**Exercise aim**. Reproduce the listing word for word, leaving every picture behind.

── Source records

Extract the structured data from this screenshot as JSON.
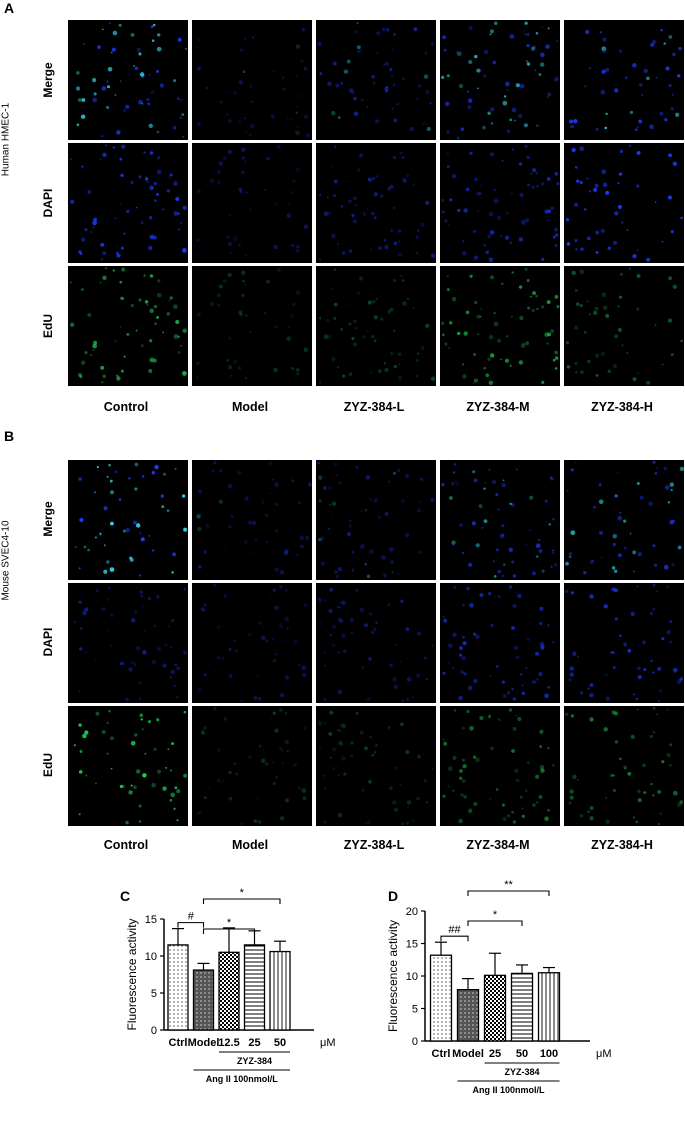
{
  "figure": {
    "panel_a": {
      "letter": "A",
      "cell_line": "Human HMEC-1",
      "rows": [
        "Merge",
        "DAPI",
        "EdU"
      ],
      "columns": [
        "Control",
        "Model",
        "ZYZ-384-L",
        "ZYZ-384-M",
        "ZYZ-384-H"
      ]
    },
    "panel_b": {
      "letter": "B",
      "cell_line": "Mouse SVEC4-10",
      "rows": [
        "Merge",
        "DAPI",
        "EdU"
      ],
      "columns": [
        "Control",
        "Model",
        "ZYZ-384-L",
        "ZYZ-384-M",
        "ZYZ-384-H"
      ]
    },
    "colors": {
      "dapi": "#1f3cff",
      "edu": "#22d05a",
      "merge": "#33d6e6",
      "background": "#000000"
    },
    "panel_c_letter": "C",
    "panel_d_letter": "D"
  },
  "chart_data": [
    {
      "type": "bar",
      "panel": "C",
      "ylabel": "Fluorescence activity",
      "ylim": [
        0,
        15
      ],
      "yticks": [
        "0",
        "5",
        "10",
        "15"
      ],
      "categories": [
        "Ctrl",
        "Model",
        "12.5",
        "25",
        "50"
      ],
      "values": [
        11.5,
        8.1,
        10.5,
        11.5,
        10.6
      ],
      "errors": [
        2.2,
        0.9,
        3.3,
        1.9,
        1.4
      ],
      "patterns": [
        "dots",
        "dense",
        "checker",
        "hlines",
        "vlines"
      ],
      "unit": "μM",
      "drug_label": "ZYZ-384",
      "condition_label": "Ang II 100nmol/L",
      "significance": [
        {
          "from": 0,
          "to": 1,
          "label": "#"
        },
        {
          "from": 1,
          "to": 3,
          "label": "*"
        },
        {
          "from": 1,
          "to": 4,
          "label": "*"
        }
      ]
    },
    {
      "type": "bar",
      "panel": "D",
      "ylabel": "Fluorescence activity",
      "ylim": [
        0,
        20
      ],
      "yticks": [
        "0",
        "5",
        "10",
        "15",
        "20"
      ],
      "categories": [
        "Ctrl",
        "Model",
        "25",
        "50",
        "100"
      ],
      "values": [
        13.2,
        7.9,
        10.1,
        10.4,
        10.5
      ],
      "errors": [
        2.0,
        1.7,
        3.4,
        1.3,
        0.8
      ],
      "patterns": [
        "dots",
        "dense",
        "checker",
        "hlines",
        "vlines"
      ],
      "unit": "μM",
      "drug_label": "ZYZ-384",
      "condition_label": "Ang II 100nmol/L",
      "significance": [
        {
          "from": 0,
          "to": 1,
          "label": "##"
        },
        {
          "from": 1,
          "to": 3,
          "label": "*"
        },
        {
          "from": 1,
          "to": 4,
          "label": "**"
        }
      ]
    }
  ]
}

────

**Response for this exercise**.
Extract the structured data from this screenshot as JSON.
{
  "figure": {
    "panel_a": {
      "letter": "A",
      "cell_line": "Human HMEC-1",
      "rows": [
        "Merge",
        "DAPI",
        "EdU"
      ],
      "columns": [
        "Control",
        "Model",
        "ZYZ-384-L",
        "ZYZ-384-M",
        "ZYZ-384-H"
      ]
    },
    "panel_b": {
      "letter": "B",
      "cell_line": "Mouse SVEC4-10",
      "rows": [
        "Merge",
        "DAPI",
        "EdU"
      ],
      "columns": [
        "Control",
        "Model",
        "ZYZ-384-L",
        "ZYZ-384-M",
        "ZYZ-384-H"
      ]
    },
    "colors": {
      "dapi": "#1f3cff",
      "edu": "#22d05a",
      "merge": "#33d6e6",
      "background": "#000000"
    },
    "panel_c_letter": "C",
    "panel_d_letter": "D"
  },
  "chart_data": [
    {
      "type": "bar",
      "panel": "C",
      "ylabel": "Fluorescence activity",
      "ylim": [
        0,
        15
      ],
      "yticks": [
        "0",
        "5",
        "10",
        "15"
      ],
      "categories": [
        "Ctrl",
        "Model",
        "12.5",
        "25",
        "50"
      ],
      "values": [
        11.5,
        8.1,
        10.5,
        11.5,
        10.6
      ],
      "errors": [
        2.2,
        0.9,
        3.3,
        1.9,
        1.4
      ],
      "patterns": [
        "dots",
        "dense",
        "checker",
        "hlines",
        "vlines"
      ],
      "unit": "μM",
      "drug_label": "ZYZ-384",
      "condition_label": "Ang II 100nmol/L",
      "significance": [
        {
          "from": 0,
          "to": 1,
          "label": "#"
        },
        {
          "from": 1,
          "to": 3,
          "label": "*"
        },
        {
          "from": 1,
          "to": 4,
          "label": "*"
        }
      ]
    },
    {
      "type": "bar",
      "panel": "D",
      "ylabel": "Fluorescence activity",
      "ylim": [
        0,
        20
      ],
      "yticks": [
        "0",
        "5",
        "10",
        "15",
        "20"
      ],
      "categories": [
        "Ctrl",
        "Model",
        "25",
        "50",
        "100"
      ],
      "values": [
        13.2,
        7.9,
        10.1,
        10.4,
        10.5
      ],
      "errors": [
        2.0,
        1.7,
        3.4,
        1.3,
        0.8
      ],
      "patterns": [
        "dots",
        "dense",
        "checker",
        "hlines",
        "vlines"
      ],
      "unit": "μM",
      "drug_label": "ZYZ-384",
      "condition_label": "Ang II 100nmol/L",
      "significance": [
        {
          "from": 0,
          "to": 1,
          "label": "##"
        },
        {
          "from": 1,
          "to": 3,
          "label": "*"
        },
        {
          "from": 1,
          "to": 4,
          "label": "**"
        }
      ]
    }
  ]
}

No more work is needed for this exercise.